__Dataset records__:
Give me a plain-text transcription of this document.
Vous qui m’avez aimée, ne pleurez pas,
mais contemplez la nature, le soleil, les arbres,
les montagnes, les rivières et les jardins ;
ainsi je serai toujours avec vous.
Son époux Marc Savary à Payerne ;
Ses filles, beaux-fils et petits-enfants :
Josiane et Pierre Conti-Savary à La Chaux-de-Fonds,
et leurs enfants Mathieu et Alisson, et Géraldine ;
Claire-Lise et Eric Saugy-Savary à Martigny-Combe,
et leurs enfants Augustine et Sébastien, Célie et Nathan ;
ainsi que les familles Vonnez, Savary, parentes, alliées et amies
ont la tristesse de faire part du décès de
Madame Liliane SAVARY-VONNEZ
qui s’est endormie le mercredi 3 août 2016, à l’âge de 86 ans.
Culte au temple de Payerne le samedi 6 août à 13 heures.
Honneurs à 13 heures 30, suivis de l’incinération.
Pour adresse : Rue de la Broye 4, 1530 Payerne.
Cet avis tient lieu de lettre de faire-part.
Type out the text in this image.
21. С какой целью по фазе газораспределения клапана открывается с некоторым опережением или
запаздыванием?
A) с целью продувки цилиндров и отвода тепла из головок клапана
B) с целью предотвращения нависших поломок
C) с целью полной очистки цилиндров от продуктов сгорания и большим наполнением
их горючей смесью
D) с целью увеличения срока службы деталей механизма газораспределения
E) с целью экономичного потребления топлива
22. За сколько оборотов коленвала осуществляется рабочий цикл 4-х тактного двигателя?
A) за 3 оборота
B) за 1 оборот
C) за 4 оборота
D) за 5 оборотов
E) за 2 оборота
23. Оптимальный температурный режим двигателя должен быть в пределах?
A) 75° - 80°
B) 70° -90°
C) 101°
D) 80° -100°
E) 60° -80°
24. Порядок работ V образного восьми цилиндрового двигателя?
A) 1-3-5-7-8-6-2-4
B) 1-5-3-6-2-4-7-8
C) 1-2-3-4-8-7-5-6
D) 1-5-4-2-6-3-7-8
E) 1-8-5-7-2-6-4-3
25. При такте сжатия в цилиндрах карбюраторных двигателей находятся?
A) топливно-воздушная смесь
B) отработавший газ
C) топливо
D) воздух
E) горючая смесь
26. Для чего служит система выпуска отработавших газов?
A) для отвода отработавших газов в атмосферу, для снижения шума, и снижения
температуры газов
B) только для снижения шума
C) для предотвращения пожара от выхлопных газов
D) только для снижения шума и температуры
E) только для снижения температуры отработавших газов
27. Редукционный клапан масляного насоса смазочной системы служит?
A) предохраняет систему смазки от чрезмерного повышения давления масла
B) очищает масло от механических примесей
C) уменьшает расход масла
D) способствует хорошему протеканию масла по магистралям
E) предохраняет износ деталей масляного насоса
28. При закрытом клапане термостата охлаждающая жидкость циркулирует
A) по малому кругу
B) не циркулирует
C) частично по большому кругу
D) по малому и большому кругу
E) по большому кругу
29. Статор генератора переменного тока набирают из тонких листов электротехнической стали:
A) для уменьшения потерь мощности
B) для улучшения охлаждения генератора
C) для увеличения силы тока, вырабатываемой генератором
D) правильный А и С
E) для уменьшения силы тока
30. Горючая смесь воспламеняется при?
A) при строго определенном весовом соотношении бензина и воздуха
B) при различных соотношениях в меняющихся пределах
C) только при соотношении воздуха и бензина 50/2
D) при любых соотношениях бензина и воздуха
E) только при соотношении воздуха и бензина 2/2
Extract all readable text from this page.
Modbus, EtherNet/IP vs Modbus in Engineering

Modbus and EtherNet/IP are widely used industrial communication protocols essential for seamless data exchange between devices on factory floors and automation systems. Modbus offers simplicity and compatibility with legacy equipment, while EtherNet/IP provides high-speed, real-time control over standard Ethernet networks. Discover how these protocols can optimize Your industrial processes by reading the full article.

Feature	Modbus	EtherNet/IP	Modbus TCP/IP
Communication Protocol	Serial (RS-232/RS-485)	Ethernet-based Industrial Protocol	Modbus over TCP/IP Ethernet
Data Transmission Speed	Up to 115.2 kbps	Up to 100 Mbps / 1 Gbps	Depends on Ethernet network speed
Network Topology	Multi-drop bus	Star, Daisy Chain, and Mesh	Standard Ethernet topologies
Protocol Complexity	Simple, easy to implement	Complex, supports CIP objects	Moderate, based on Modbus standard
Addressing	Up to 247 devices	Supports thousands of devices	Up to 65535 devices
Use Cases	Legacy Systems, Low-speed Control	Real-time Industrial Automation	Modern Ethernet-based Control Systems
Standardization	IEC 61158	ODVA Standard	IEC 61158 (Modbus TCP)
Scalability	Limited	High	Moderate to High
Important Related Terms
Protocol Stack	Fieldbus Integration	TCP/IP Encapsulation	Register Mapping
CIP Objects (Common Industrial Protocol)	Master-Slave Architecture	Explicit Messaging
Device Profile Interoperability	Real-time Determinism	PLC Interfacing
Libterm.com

__Task requirements__: Find every line in the listing that holds the string "кругу", then say how many there are as a bare number.

__Answer to the exercise__: 4